## Begin
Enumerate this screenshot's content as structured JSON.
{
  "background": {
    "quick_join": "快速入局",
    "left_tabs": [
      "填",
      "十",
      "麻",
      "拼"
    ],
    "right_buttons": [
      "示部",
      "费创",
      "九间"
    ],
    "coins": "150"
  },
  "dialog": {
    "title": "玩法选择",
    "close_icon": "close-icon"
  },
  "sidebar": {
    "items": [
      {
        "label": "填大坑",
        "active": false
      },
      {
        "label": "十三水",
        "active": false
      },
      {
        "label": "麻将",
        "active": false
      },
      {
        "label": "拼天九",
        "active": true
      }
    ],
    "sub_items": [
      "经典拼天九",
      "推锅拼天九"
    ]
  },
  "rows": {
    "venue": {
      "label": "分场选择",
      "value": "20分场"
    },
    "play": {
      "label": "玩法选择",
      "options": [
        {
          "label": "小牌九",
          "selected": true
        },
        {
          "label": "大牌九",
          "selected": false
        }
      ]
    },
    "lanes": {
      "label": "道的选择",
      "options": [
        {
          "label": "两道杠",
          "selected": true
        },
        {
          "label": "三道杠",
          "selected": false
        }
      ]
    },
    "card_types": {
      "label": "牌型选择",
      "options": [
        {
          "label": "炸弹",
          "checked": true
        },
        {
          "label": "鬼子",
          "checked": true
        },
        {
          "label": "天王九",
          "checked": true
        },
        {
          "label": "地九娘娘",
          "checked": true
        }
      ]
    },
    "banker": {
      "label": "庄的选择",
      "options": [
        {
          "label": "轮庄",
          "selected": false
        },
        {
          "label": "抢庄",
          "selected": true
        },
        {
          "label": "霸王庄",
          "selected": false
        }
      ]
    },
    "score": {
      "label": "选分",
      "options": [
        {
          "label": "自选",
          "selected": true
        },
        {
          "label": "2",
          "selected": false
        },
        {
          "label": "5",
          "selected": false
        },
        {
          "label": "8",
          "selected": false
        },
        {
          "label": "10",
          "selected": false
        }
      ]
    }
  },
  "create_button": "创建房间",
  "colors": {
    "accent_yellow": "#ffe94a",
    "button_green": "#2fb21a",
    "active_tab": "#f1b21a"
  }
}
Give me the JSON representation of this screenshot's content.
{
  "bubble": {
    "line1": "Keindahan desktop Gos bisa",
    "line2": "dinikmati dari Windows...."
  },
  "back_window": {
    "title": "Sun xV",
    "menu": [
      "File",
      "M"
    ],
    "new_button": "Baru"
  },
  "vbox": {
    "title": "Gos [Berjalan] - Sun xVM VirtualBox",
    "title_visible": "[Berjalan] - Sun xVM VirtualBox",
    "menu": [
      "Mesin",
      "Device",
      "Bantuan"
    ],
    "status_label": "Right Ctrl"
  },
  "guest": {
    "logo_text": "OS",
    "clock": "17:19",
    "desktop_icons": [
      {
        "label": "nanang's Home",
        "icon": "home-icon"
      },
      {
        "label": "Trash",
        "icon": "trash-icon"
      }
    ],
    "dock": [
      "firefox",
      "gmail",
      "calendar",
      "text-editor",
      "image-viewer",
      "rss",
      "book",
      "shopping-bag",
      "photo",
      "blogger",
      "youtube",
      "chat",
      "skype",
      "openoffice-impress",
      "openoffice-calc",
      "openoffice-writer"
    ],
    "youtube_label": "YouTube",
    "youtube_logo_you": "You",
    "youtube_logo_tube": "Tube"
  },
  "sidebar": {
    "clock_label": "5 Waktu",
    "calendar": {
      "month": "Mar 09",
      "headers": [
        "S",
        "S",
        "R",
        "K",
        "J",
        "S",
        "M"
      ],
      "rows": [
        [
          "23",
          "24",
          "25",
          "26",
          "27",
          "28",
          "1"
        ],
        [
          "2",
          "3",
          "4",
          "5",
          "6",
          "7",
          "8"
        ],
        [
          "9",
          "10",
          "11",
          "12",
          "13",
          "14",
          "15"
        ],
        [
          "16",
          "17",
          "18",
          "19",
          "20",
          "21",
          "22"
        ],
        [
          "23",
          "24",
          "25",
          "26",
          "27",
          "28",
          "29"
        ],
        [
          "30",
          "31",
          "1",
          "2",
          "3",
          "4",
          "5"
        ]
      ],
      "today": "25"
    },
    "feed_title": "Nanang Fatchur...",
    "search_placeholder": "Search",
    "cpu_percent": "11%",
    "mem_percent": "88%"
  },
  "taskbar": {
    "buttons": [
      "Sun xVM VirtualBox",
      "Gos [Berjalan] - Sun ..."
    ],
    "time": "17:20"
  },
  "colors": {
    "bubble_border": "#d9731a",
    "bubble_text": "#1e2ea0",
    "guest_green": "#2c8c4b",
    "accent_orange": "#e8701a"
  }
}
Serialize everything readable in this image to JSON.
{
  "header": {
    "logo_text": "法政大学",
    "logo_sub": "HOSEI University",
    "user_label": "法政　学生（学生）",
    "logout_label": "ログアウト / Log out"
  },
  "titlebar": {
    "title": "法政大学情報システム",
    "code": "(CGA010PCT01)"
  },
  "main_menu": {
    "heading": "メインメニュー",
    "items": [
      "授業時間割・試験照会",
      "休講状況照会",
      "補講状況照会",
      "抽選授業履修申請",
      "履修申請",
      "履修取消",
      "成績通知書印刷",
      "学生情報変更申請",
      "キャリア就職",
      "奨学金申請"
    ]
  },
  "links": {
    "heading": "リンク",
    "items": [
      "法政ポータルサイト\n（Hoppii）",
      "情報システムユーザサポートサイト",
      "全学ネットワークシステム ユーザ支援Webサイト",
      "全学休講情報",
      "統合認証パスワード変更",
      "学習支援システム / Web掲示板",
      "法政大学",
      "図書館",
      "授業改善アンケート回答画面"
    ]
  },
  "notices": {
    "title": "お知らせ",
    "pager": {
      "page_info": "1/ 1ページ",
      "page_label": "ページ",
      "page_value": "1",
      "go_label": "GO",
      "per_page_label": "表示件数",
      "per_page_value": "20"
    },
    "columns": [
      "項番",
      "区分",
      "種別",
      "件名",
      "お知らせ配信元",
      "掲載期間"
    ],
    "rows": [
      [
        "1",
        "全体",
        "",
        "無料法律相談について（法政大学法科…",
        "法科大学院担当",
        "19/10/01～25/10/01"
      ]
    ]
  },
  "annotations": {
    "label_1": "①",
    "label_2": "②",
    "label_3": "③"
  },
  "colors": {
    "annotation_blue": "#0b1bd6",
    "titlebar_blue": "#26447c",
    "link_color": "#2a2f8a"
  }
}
## End
■ **WHAT TO DO**
Exactly as written, give again every line from the one containing "Serialize everything readable" through the last line of the material above, and no other lines.

■ **THE ANSWER**
Serialize everything readable in this image to JSON.
{
  "header": {
    "logo_text": "法政大学",
    "logo_sub": "HOSEI University",
    "user_label": "法政　学生（学生）",
    "logout_label": "ログアウト / Log out"
  },
  "titlebar": {
    "title": "法政大学情報システム",
    "code": "(CGA010PCT01)"
  },
  "main_menu": {
    "heading": "メインメニュー",
    "items": [
      "授業時間割・試験照会",
      "休講状況照会",
      "補講状況照会",
      "抽選授業履修申請",
      "履修申請",
      "履修取消",
      "成績通知書印刷",
      "学生情報変更申請",
      "キャリア就職",
      "奨学金申請"
    ]
  },
  "links": {
    "heading": "リンク",
    "items": [
      "法政ポータルサイト\n（Hoppii）",
      "情報システムユーザサポートサイト",
      "全学ネットワークシステム ユーザ支援Webサイト",
      "全学休講情報",
      "統合認証パスワード変更",
      "学習支援システム / Web掲示板",
      "法政大学",
      "図書館",
      "授業改善アンケート回答画面"
    ]
  },
  "notices": {
    "title": "お知らせ",
    "pager": {
      "page_info": "1/ 1ページ",
      "page_label": "ページ",
      "page_value": "1",
      "go_label": "GO",
      "per_page_label": "表示件数",
      "per_page_value": "20"
    },
    "columns": [
      "項番",
      "区分",
      "種別",
      "件名",
      "お知らせ配信元",
      "掲載期間"
    ],
    "rows": [
      [
        "1",
        "全体",
        "",
        "無料法律相談について（法政大学法科…",
        "法科大学院担当",
        "19/10/01～25/10/01"
      ]
    ]
  },
  "annotations": {
    "label_1": "①",
    "label_2": "②",
    "label_3": "③"
  },
  "colors": {
    "annotation_blue": "#0b1bd6",
    "titlebar_blue": "#26447c",
    "link_color": "#2a2f8a"
  }
}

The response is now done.